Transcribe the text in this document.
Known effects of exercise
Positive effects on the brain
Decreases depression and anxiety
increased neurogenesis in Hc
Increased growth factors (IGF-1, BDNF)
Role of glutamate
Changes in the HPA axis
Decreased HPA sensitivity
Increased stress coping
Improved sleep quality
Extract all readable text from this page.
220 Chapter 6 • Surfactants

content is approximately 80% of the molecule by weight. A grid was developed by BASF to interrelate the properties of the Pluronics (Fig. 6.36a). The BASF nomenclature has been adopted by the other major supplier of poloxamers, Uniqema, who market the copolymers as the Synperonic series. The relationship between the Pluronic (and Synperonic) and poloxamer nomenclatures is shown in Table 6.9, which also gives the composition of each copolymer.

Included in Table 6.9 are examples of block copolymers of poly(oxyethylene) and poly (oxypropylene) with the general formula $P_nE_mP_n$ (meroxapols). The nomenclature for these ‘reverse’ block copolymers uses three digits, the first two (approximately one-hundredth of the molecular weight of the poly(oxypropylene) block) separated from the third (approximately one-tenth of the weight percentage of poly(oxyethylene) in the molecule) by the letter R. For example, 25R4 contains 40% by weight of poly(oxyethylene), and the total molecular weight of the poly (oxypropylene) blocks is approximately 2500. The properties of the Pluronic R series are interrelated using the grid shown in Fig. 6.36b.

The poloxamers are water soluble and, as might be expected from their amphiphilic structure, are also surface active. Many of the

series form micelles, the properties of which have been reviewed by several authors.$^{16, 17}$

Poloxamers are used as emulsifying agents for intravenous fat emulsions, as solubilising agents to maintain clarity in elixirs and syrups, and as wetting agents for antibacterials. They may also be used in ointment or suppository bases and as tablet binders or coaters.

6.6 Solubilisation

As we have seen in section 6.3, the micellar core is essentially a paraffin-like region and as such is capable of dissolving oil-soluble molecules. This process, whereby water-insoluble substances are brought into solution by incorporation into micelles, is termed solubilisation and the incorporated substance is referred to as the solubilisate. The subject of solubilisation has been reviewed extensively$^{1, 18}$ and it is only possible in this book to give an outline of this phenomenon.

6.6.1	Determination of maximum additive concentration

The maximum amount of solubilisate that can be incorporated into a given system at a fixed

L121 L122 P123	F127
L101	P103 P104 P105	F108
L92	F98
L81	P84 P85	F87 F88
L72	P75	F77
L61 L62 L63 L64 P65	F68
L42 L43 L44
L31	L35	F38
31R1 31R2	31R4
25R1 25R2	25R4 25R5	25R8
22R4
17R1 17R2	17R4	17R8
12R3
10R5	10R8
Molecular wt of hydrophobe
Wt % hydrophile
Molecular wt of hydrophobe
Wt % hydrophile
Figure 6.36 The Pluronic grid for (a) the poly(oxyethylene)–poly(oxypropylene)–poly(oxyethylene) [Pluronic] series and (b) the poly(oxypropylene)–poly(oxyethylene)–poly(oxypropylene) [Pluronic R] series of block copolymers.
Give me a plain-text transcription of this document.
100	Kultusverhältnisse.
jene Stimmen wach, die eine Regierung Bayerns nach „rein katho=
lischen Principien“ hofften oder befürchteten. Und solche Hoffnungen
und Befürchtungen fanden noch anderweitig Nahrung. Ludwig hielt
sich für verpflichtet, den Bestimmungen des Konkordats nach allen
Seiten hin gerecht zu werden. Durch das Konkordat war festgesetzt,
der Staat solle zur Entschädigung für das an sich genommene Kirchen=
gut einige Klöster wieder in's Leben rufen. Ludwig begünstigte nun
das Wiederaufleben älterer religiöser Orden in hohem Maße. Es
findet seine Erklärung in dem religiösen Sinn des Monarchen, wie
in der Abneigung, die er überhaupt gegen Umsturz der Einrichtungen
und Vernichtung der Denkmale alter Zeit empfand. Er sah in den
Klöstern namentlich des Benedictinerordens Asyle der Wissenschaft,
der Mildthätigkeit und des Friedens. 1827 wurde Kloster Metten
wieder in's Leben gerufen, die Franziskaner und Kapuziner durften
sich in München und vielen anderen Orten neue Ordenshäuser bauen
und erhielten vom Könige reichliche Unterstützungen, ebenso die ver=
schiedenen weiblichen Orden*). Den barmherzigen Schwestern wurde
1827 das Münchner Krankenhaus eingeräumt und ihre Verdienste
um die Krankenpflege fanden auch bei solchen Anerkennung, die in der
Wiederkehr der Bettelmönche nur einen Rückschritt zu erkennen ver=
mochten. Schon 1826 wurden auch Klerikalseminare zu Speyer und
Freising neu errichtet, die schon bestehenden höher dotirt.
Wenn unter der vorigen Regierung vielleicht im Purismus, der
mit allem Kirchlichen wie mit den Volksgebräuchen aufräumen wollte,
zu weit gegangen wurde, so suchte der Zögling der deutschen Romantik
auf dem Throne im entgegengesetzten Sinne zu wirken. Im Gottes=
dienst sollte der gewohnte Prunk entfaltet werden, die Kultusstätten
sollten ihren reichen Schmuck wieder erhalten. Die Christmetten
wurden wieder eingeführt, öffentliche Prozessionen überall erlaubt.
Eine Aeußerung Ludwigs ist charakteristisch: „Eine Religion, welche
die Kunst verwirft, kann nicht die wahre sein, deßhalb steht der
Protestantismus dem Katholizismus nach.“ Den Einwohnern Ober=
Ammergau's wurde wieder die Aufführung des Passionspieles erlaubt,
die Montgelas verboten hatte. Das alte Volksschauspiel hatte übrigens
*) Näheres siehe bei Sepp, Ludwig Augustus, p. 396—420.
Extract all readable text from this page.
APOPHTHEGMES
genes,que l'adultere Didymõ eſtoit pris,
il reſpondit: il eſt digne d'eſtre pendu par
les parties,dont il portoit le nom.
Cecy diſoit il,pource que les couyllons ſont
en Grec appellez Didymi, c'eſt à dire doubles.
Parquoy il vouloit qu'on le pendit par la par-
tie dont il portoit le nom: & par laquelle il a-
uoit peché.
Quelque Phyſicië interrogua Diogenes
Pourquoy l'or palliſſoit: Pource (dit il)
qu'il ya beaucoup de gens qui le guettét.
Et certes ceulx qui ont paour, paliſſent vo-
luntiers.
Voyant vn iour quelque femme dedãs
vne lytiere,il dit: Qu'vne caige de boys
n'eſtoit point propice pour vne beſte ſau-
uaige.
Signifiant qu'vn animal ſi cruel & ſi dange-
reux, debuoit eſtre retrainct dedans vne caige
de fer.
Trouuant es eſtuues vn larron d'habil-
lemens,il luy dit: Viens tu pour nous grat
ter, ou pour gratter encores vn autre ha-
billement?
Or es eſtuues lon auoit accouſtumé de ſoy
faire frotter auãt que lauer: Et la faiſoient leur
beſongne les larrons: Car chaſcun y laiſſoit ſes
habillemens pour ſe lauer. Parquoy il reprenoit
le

● ● ● ●

**The problem:** Retype the data exactly as given.

**Result of the exercise:**
Transcribe the text in this document.
Known effects of exercise
Positive effects on the brain
Decreases depression and anxiety
increased neurogenesis in Hc
Increased growth factors (IGF-1, BDNF)
Role of glutamate
Changes in the HPA axis
Decreased HPA sensitivity
Increased stress coping
Improved sleep quality
Extract all readable text from this page.
220 Chapter 6 • Surfactants

content is approximately 80% of the molecule by weight. A grid was developed by BASF to interrelate the properties of the Pluronics (Fig. 6.36a). The BASF nomenclature has been adopted by the other major supplier of poloxamers, Uniqema, who market the copolymers as the Synperonic series. The relationship between the Pluronic (and Synperonic) and poloxamer nomenclatures is shown in Table 6.9, which also gives the composition of each copolymer.

Included in Table 6.9 are examples of block copolymers of poly(oxyethylene) and poly (oxypropylene) with the general formula $P_nE_mP_n$ (meroxapols). The nomenclature for these ‘reverse’ block copolymers uses three digits, the first two (approximately one-hundredth of the molecular weight of the poly(oxypropylene) block) separated from the third (approximately one-tenth of the weight percentage of poly(oxyethylene) in the molecule) by the letter R. For example, 25R4 contains 40% by weight of poly(oxyethylene), and the total molecular weight of the poly (oxypropylene) blocks is approximately 2500. The properties of the Pluronic R series are interrelated using the grid shown in Fig. 6.36b.

The poloxamers are water soluble and, as might be expected from their amphiphilic structure, are also surface active. Many of the

series form micelles, the properties of which have been reviewed by several authors.$^{16, 17}$

Poloxamers are used as emulsifying agents for intravenous fat emulsions, as solubilising agents to maintain clarity in elixirs and syrups, and as wetting agents for antibacterials. They may also be used in ointment or suppository bases and as tablet binders or coaters.

6.6 Solubilisation

As we have seen in section 6.3, the micellar core is essentially a paraffin-like region and as such is capable of dissolving oil-soluble molecules. This process, whereby water-insoluble substances are brought into solution by incorporation into micelles, is termed solubilisation and the incorporated substance is referred to as the solubilisate. The subject of solubilisation has been reviewed extensively$^{1, 18}$ and it is only possible in this book to give an outline of this phenomenon.

6.6.1	Determination of maximum additive concentration

The maximum amount of solubilisate that can be incorporated into a given system at a fixed

L121 L122 P123	F127
L101	P103 P104 P105	F108
L92	F98
L81	P84 P85	F87 F88
L72	P75	F77
L61 L62 L63 L64 P65	F68
L42 L43 L44
L31	L35	F38
31R1 31R2	31R4
25R1 25R2	25R4 25R5	25R8
22R4
17R1 17R2	17R4	17R8
12R3
10R5	10R8
Molecular wt of hydrophobe
Wt % hydrophile
Molecular wt of hydrophobe
Wt % hydrophile
Figure 6.36 The Pluronic grid for (a) the poly(oxyethylene)–poly(oxypropylene)–poly(oxyethylene) [Pluronic] series and (b) the poly(oxypropylene)–poly(oxyethylene)–poly(oxypropylene) [Pluronic R] series of block copolymers.
Give me a plain-text transcription of this document.
100	Kultusverhältnisse.
jene Stimmen wach, die eine Regierung Bayerns nach „rein katho=
lischen Principien“ hofften oder befürchteten. Und solche Hoffnungen
und Befürchtungen fanden noch anderweitig Nahrung. Ludwig hielt
sich für verpflichtet, den Bestimmungen des Konkordats nach allen
Seiten hin gerecht zu werden. Durch das Konkordat war festgesetzt,
der Staat solle zur Entschädigung für das an sich genommene Kirchen=
gut einige Klöster wieder in's Leben rufen. Ludwig begünstigte nun
das Wiederaufleben älterer religiöser Orden in hohem Maße. Es
findet seine Erklärung in dem religiösen Sinn des Monarchen, wie
in der Abneigung, die er überhaupt gegen Umsturz der Einrichtungen
und Vernichtung der Denkmale alter Zeit empfand. Er sah in den
Klöstern namentlich des Benedictinerordens Asyle der Wissenschaft,
der Mildthätigkeit und des Friedens. 1827 wurde Kloster Metten
wieder in's Leben gerufen, die Franziskaner und Kapuziner durften
sich in München und vielen anderen Orten neue Ordenshäuser bauen
und erhielten vom Könige reichliche Unterstützungen, ebenso die ver=
schiedenen weiblichen Orden*). Den barmherzigen Schwestern wurde
1827 das Münchner Krankenhaus eingeräumt und ihre Verdienste
um die Krankenpflege fanden auch bei solchen Anerkennung, die in der
Wiederkehr der Bettelmönche nur einen Rückschritt zu erkennen ver=
mochten. Schon 1826 wurden auch Klerikalseminare zu Speyer und
Freising neu errichtet, die schon bestehenden höher dotirt.
Wenn unter der vorigen Regierung vielleicht im Purismus, der
mit allem Kirchlichen wie mit den Volksgebräuchen aufräumen wollte,
zu weit gegangen wurde, so suchte der Zögling der deutschen Romantik
auf dem Throne im entgegengesetzten Sinne zu wirken. Im Gottes=
dienst sollte der gewohnte Prunk entfaltet werden, die Kultusstätten
sollten ihren reichen Schmuck wieder erhalten. Die Christmetten
wurden wieder eingeführt, öffentliche Prozessionen überall erlaubt.
Eine Aeußerung Ludwigs ist charakteristisch: „Eine Religion, welche
die Kunst verwirft, kann nicht die wahre sein, deßhalb steht der
Protestantismus dem Katholizismus nach.“ Den Einwohnern Ober=
Ammergau's wurde wieder die Aufführung des Passionspieles erlaubt,
die Montgelas verboten hatte. Das alte Volksschauspiel hatte übrigens
*) Näheres siehe bei Sepp, Ludwig Augustus, p. 396—420.
Extract all readable text from this page.
APOPHTHEGMES
genes,que l'adultere Didymõ eſtoit pris,
il reſpondit: il eſt digne d'eſtre pendu par
les parties,dont il portoit le nom.
Cecy diſoit il,pource que les couyllons ſont
en Grec appellez Didymi, c'eſt à dire doubles.
Parquoy il vouloit qu'on le pendit par la par-
tie dont il portoit le nom: & par laquelle il a-
uoit peché.
Quelque Phyſicië interrogua Diogenes
Pourquoy l'or palliſſoit: Pource (dit il)
qu'il ya beaucoup de gens qui le guettét.
Et certes ceulx qui ont paour, paliſſent vo-
luntiers.
Voyant vn iour quelque femme dedãs
vne lytiere,il dit: Qu'vne caige de boys
n'eſtoit point propice pour vne beſte ſau-
uaige.
Signifiant qu'vn animal ſi cruel & ſi dange-
reux, debuoit eſtre retrainct dedans vne caige
de fer.
Trouuant es eſtuues vn larron d'habil-
lemens,il luy dit: Viens tu pour nous grat
ter, ou pour gratter encores vn autre ha-
billement?
Or es eſtuues lon auoit accouſtumé de ſoy
faire frotter auãt que lauer: Et la faiſoient leur
beſongne les larrons: Car chaſcun y laiſſoit ſes
habillemens pour ſe lauer. Parquoy il reprenoit
le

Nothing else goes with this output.